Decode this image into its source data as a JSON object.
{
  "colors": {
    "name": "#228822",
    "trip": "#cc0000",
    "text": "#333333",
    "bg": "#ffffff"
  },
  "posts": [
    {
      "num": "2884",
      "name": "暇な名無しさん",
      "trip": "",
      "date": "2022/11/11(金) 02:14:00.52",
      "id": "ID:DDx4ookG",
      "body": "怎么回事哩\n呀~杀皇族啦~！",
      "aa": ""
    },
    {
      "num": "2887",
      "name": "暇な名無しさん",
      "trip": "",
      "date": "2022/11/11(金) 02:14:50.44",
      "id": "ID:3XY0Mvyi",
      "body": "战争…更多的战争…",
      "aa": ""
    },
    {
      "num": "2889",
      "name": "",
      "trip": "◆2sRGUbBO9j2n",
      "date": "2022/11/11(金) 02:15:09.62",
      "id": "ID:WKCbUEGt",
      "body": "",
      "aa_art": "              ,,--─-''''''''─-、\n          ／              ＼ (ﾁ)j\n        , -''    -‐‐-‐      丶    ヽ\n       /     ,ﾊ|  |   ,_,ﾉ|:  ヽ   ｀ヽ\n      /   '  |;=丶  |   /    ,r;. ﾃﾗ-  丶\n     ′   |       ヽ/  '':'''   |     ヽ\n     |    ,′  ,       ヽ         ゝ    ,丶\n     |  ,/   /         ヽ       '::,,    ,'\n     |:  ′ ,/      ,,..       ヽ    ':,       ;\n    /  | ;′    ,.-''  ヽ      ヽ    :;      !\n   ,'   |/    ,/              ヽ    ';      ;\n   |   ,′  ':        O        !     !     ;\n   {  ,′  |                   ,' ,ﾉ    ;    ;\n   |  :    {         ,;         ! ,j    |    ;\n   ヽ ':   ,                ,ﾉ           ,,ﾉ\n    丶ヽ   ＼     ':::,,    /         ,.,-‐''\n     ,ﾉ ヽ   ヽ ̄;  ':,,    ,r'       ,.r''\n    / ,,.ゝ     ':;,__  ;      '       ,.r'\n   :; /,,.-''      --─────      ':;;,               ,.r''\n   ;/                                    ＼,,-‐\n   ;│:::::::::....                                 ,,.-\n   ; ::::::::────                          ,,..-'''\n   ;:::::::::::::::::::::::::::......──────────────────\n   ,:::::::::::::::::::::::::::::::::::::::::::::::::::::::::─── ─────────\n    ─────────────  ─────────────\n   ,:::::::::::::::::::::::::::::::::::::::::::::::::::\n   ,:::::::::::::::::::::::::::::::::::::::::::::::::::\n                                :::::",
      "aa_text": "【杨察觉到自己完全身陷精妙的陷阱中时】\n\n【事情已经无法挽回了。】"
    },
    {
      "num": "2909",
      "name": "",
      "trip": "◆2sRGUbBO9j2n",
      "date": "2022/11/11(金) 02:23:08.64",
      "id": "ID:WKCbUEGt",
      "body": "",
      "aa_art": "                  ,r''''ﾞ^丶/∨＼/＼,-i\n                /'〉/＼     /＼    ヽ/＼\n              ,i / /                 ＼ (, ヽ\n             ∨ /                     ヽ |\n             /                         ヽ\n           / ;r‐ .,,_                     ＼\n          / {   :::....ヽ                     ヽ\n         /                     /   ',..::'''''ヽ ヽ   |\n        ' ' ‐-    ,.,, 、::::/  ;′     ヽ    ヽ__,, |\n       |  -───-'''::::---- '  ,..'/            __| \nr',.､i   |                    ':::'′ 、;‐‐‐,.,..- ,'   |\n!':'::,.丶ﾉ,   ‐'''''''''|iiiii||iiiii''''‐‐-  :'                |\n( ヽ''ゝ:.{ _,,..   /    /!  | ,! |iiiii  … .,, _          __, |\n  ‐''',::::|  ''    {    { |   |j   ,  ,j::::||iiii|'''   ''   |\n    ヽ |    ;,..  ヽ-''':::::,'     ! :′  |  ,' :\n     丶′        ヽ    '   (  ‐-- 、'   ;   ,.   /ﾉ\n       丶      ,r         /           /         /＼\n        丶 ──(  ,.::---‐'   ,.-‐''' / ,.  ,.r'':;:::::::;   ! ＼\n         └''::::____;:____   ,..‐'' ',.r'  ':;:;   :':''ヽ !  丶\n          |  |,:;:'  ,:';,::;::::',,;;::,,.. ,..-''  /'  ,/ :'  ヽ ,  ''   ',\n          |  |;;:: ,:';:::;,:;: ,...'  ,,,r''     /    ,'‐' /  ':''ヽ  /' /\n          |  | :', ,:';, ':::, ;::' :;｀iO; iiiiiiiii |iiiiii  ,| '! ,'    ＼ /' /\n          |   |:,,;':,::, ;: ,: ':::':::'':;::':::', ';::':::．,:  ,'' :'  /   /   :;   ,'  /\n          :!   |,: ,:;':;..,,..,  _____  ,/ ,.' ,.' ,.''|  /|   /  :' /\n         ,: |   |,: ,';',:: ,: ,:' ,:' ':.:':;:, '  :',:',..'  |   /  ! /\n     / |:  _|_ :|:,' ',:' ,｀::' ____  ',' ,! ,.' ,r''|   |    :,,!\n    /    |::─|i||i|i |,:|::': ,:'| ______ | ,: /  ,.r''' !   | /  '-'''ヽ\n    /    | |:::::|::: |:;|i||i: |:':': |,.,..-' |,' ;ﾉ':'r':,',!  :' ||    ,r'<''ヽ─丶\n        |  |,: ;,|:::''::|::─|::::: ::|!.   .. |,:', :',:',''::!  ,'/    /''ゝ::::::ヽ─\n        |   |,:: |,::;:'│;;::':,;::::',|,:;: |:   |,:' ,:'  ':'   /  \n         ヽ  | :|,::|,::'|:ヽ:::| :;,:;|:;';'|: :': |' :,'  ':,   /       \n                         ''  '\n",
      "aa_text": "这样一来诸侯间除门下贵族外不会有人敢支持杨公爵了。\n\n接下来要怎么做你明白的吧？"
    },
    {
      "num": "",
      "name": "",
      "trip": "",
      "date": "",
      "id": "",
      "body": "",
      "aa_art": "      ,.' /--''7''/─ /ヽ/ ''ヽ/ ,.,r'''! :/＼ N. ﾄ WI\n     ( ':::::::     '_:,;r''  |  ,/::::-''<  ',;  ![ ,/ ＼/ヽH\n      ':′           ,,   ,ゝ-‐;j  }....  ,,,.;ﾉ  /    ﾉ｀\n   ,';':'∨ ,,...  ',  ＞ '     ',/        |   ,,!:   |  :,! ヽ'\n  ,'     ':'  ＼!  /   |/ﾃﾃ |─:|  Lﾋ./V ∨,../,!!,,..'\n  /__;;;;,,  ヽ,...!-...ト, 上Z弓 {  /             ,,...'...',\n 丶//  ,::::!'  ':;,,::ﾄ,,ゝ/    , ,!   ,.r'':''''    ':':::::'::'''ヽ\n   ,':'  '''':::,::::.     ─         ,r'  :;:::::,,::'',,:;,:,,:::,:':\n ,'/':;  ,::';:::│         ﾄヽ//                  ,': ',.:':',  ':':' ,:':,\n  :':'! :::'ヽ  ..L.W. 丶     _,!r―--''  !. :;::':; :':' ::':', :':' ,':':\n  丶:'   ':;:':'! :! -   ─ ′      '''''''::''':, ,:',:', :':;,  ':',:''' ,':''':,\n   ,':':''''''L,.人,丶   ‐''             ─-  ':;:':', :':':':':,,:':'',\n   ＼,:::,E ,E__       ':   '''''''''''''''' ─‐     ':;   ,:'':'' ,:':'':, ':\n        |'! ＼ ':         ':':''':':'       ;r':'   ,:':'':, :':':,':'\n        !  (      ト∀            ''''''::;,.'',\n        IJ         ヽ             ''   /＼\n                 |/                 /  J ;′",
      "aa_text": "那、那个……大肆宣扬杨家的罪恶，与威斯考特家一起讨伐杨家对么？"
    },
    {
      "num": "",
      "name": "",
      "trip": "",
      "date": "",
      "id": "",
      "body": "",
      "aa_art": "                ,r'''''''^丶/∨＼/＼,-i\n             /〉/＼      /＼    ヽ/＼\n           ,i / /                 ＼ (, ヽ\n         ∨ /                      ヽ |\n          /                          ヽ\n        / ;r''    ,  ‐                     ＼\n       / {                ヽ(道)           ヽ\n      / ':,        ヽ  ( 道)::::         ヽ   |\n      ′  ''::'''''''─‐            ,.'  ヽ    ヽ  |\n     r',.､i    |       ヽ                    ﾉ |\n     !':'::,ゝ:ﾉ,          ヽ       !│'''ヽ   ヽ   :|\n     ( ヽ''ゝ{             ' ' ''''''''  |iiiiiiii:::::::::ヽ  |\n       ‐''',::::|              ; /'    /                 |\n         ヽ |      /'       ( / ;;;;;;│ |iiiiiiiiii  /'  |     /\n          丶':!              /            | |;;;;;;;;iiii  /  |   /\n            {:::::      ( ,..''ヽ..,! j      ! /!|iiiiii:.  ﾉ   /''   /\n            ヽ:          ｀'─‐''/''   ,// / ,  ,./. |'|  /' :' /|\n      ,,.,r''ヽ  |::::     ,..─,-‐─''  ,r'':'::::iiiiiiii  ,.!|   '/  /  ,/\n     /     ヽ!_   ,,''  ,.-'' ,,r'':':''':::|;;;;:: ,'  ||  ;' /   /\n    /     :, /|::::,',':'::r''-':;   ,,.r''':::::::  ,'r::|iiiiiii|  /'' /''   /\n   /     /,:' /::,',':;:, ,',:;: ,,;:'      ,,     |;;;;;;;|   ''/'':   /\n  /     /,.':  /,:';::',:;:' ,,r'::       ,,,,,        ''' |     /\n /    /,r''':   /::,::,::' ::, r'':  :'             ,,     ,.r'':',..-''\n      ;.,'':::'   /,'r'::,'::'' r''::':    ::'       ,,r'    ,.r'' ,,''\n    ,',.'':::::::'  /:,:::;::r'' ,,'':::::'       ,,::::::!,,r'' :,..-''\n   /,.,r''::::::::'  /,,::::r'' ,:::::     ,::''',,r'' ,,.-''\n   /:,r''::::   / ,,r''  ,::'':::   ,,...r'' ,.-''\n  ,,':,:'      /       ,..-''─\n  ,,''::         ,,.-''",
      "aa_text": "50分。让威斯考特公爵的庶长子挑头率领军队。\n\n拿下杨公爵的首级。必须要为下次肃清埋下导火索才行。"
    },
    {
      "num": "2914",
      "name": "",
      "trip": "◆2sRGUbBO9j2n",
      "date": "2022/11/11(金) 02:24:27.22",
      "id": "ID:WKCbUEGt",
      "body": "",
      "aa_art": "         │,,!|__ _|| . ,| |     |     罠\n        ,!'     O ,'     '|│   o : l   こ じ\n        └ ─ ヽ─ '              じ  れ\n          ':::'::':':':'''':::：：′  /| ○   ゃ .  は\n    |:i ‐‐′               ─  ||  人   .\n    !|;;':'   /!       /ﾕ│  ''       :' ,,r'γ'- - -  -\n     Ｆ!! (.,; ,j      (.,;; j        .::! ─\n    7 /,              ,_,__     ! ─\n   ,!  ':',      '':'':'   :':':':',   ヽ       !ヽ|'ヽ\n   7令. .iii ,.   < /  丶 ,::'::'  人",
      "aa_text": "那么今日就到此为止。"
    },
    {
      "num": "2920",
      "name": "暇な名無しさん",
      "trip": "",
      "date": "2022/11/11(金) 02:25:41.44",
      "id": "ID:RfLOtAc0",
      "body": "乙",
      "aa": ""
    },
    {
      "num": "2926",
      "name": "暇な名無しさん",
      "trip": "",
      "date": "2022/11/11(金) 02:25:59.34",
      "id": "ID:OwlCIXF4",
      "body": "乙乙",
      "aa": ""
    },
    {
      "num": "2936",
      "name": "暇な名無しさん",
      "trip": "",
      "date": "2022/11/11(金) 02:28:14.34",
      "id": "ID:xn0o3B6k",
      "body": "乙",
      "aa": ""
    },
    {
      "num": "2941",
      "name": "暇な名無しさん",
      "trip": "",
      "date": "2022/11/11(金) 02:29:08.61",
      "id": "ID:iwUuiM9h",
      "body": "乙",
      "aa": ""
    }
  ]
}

§ §

DIRECTIONS FOR THIS TASK: Count the lines in the records above that hold the word "date", and give only that number.

RESPONSE TO THE TASK: 11